[WRITTEN TASK]
Every line of the records below should be restated exactly.

[Records from a collection]
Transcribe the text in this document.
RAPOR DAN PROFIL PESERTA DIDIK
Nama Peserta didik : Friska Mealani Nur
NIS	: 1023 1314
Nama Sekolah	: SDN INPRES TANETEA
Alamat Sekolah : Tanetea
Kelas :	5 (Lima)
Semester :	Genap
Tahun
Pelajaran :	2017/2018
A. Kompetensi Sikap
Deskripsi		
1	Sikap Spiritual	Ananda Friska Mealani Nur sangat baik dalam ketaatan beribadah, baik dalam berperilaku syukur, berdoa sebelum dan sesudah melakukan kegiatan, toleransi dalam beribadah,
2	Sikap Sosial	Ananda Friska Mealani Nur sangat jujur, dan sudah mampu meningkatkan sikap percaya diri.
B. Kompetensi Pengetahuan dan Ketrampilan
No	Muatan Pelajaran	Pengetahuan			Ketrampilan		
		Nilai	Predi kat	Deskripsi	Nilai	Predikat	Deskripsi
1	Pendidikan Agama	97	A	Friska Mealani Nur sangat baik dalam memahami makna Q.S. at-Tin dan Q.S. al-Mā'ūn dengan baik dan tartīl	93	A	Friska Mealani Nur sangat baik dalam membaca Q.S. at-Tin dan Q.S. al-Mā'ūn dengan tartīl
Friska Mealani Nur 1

[WORKED ANSWER]
Transcribe the text in this document.
RAPOR DAN PROFIL PESERTA DIDIK
Nama Peserta didik : Friska Mealani Nur
NIS	: 1023 1314
Nama Sekolah	: SDN INPRES TANETEA
Alamat Sekolah : Tanetea
Kelas :	5 (Lima)
Semester :	Genap
Tahun
Pelajaran :	2017/2018
A. Kompetensi Sikap
Deskripsi		
1	Sikap Spiritual	Ananda Friska Mealani Nur sangat baik dalam ketaatan beribadah, baik dalam berperilaku syukur, berdoa sebelum dan sesudah melakukan kegiatan, toleransi dalam beribadah,
2	Sikap Sosial	Ananda Friska Mealani Nur sangat jujur, dan sudah mampu meningkatkan sikap percaya diri.
B. Kompetensi Pengetahuan dan Ketrampilan
No	Muatan Pelajaran	Pengetahuan			Ketrampilan		
		Nilai	Predi kat	Deskripsi	Nilai	Predikat	Deskripsi
1	Pendidikan Agama	97	A	Friska Mealani Nur sangat baik dalam memahami makna Q.S. at-Tin dan Q.S. al-Mā'ūn dengan baik dan tartīl	93	A	Friska Mealani Nur sangat baik dalam membaca Q.S. at-Tin dan Q.S. al-Mā'ūn dengan tartīl
Friska Mealani Nur 1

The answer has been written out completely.